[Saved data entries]
__________
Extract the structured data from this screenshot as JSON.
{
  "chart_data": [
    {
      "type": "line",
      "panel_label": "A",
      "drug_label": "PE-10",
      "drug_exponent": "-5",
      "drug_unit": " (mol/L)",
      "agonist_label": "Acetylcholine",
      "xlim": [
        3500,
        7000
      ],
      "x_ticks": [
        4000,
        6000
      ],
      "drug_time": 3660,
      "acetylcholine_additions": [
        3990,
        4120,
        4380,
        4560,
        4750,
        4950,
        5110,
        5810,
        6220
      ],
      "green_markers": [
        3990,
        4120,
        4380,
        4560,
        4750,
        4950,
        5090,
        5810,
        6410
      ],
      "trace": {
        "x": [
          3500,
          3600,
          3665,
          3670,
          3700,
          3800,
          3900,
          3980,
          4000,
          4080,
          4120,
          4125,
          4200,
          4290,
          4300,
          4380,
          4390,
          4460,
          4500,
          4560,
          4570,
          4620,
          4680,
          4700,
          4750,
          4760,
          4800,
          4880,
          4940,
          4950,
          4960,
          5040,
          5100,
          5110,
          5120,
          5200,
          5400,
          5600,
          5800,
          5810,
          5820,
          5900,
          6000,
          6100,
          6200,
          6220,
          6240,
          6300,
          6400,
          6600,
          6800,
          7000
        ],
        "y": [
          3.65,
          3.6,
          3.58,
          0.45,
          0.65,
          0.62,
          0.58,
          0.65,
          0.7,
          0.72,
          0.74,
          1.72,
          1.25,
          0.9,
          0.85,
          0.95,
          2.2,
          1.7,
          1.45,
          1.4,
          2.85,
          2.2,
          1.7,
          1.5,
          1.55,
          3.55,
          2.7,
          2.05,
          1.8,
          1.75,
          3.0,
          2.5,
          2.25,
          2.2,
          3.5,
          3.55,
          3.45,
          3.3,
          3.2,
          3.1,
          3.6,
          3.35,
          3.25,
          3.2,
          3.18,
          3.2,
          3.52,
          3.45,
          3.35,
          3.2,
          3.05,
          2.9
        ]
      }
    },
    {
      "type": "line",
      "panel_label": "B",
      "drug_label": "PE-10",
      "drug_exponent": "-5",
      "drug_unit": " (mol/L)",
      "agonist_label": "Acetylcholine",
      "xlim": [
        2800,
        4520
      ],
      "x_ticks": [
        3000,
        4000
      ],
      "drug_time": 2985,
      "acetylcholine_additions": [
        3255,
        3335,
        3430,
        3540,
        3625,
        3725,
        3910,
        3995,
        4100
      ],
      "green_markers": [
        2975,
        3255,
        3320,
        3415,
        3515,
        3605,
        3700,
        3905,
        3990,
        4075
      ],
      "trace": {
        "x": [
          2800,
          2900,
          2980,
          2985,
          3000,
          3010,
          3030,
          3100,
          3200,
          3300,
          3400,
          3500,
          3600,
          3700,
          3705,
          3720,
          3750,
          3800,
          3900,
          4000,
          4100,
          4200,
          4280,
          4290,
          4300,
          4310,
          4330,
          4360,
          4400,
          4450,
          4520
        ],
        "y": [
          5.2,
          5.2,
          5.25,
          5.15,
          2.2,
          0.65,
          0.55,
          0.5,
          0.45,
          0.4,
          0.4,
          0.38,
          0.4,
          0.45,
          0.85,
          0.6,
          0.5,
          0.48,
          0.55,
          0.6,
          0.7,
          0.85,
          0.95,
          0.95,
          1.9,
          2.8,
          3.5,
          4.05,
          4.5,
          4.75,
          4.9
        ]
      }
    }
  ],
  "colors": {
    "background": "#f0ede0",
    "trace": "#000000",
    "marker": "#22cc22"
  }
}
__________
- Prompt: Go through the material above line by line and copy it exactly.

- Full solution:
Extract the structured data from this screenshot as JSON.
{
  "chart_data": [
    {
      "type": "line",
      "panel_label": "A",
      "drug_label": "PE-10",
      "drug_exponent": "-5",
      "drug_unit": " (mol/L)",
      "agonist_label": "Acetylcholine",
      "xlim": [
        3500,
        7000
      ],
      "x_ticks": [
        4000,
        6000
      ],
      "drug_time": 3660,
      "acetylcholine_additions": [
        3990,
        4120,
        4380,
        4560,
        4750,
        4950,
        5110,
        5810,
        6220
      ],
      "green_markers": [
        3990,
        4120,
        4380,
        4560,
        4750,
        4950,
        5090,
        5810,
        6410
      ],
      "trace": {
        "x": [
          3500,
          3600,
          3665,
          3670,
          3700,
          3800,
          3900,
          3980,
          4000,
          4080,
          4120,
          4125,
          4200,
          4290,
          4300,
          4380,
          4390,
          4460,
          4500,
          4560,
          4570,
          4620,
          4680,
          4700,
          4750,
          4760,
          4800,
          4880,
          4940,
          4950,
          4960,
          5040,
          5100,
          5110,
          5120,
          5200,
          5400,
          5600,
          5800,
          5810,
          5820,
          5900,
          6000,
          6100,
          6200,
          6220,
          6240,
          6300,
          6400,
          6600,
          6800,
          7000
        ],
        "y": [
          3.65,
          3.6,
          3.58,
          0.45,
          0.65,
          0.62,
          0.58,
          0.65,
          0.7,
          0.72,
          0.74,
          1.72,
          1.25,
          0.9,
          0.85,
          0.95,
          2.2,
          1.7,
          1.45,
          1.4,
          2.85,
          2.2,
          1.7,
          1.5,
          1.55,
          3.55,
          2.7,
          2.05,
          1.8,
          1.75,
          3.0,
          2.5,
          2.25,
          2.2,
          3.5,
          3.55,
          3.45,
          3.3,
          3.2,
          3.1,
          3.6,
          3.35,
          3.25,
          3.2,
          3.18,
          3.2,
          3.52,
          3.45,
          3.35,
          3.2,
          3.05,
          2.9
        ]
      }
    },
    {
      "type": "line",
      "panel_label": "B",
      "drug_label": "PE-10",
      "drug_exponent": "-5",
      "drug_unit": " (mol/L)",
      "agonist_label": "Acetylcholine",
      "xlim": [
        2800,
        4520
      ],
      "x_ticks": [
        3000,
        4000
      ],
      "drug_time": 2985,
      "acetylcholine_additions": [
        3255,
        3335,
        3430,
        3540,
        3625,
        3725,
        3910,
        3995,
        4100
      ],
      "green_markers": [
        2975,
        3255,
        3320,
        3415,
        3515,
        3605,
        3700,
        3905,
        3990,
        4075
      ],
      "trace": {
        "x": [
          2800,
          2900,
          2980,
          2985,
          3000,
          3010,
          3030,
          3100,
          3200,
          3300,
          3400,
          3500,
          3600,
          3700,
          3705,
          3720,
          3750,
          3800,
          3900,
          4000,
          4100,
          4200,
          4280,
          4290,
          4300,
          4310,
          4330,
          4360,
          4400,
          4450,
          4520
        ],
        "y": [
          5.2,
          5.2,
          5.25,
          5.15,
          2.2,
          0.65,
          0.55,
          0.5,
          0.45,
          0.4,
          0.4,
          0.38,
          0.4,
          0.45,
          0.85,
          0.6,
          0.5,
          0.48,
          0.55,
          0.6,
          0.7,
          0.85,
          0.95,
          0.95,
          1.9,
          2.8,
          3.5,
          4.05,
          4.5,
          4.75,
          4.9
        ]
      }
    }
  ],
  "colors": {
    "background": "#f0ede0",
    "trace": "#000000",
    "marker": "#22cc22"
  }
}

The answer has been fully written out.